## begin Information provided
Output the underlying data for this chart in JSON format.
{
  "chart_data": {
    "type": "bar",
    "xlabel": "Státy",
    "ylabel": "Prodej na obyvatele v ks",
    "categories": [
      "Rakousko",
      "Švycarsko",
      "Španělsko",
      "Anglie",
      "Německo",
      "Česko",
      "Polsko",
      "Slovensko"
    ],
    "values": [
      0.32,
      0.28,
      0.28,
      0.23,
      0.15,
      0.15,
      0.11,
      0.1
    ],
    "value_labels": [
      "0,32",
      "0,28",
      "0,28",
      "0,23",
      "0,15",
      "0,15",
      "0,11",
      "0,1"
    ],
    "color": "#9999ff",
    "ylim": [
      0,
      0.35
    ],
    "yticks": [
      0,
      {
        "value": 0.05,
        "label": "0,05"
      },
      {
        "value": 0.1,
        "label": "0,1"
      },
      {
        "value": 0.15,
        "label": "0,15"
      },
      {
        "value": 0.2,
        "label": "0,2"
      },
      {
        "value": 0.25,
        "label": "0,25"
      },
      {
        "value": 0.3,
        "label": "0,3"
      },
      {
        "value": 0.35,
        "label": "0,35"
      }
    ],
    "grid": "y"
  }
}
## end Information provided
* _Task goal_: Your task is to reproduce the whole listing exactly.

* _Completed task_:
Output the underlying data for this chart in JSON format.
{
  "chart_data": {
    "type": "bar",
    "xlabel": "Státy",
    "ylabel": "Prodej na obyvatele v ks",
    "categories": [
      "Rakousko",
      "Švycarsko",
      "Španělsko",
      "Anglie",
      "Německo",
      "Česko",
      "Polsko",
      "Slovensko"
    ],
    "values": [
      0.32,
      0.28,
      0.28,
      0.23,
      0.15,
      0.15,
      0.11,
      0.1
    ],
    "value_labels": [
      "0,32",
      "0,28",
      "0,28",
      "0,23",
      "0,15",
      "0,15",
      "0,11",
      "0,1"
    ],
    "color": "#9999ff",
    "ylim": [
      0,
      0.35
    ],
    "yticks": [
      0,
      {
        "value": 0.05,
        "label": "0,05"
      },
      {
        "value": 0.1,
        "label": "0,1"
      },
      {
        "value": 0.15,
        "label": "0,15"
      },
      {
        "value": 0.2,
        "label": "0,2"
      },
      {
        "value": 0.25,
        "label": "0,25"
      },
      {
        "value": 0.3,
        "label": "0,3"
      },
      {
        "value": 0.35,
        "label": "0,35"
      }
    ],
    "grid": "y"
  }
}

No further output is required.